Repeat the material below exactly, line for line.
-- Begin Supplied material --
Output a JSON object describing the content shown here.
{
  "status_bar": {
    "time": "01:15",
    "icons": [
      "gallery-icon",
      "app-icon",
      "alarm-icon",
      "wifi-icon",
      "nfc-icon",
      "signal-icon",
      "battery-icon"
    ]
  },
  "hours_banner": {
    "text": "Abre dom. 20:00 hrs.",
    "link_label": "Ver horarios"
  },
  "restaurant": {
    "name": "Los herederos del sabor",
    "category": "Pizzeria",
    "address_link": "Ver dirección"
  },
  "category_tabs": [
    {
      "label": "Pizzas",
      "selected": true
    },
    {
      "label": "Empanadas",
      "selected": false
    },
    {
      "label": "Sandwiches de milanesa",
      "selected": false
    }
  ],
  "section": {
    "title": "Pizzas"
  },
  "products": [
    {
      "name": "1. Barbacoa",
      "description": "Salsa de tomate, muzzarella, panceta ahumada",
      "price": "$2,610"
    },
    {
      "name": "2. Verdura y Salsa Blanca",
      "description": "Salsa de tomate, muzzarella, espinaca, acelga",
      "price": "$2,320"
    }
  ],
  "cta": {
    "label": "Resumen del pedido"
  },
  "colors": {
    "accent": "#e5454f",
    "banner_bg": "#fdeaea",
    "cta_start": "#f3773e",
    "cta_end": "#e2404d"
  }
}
-- End Supplied material --
Reply to the exercise>
Output a JSON object describing the content shown here.
{
  "status_bar": {
    "time": "01:15",
    "icons": [
      "gallery-icon",
      "app-icon",
      "alarm-icon",
      "wifi-icon",
      "nfc-icon",
      "signal-icon",
      "battery-icon"
    ]
  },
  "hours_banner": {
    "text": "Abre dom. 20:00 hrs.",
    "link_label": "Ver horarios"
  },
  "restaurant": {
    "name": "Los herederos del sabor",
    "category": "Pizzeria",
    "address_link": "Ver dirección"
  },
  "category_tabs": [
    {
      "label": "Pizzas",
      "selected": true
    },
    {
      "label": "Empanadas",
      "selected": false
    },
    {
      "label": "Sandwiches de milanesa",
      "selected": false
    }
  ],
  "section": {
    "title": "Pizzas"
  },
  "products": [
    {
      "name": "1. Barbacoa",
      "description": "Salsa de tomate, muzzarella, panceta ahumada",
      "price": "$2,610"
    },
    {
      "name": "2. Verdura y Salsa Blanca",
      "description": "Salsa de tomate, muzzarella, espinaca, acelga",
      "price": "$2,320"
    }
  ],
  "cta": {
    "label": "Resumen del pedido"
  },
  "colors": {
    "accent": "#e5454f",
    "banner_bg": "#fdeaea",
    "cta_start": "#f3773e",
    "cta_end": "#e2404d"
  }
}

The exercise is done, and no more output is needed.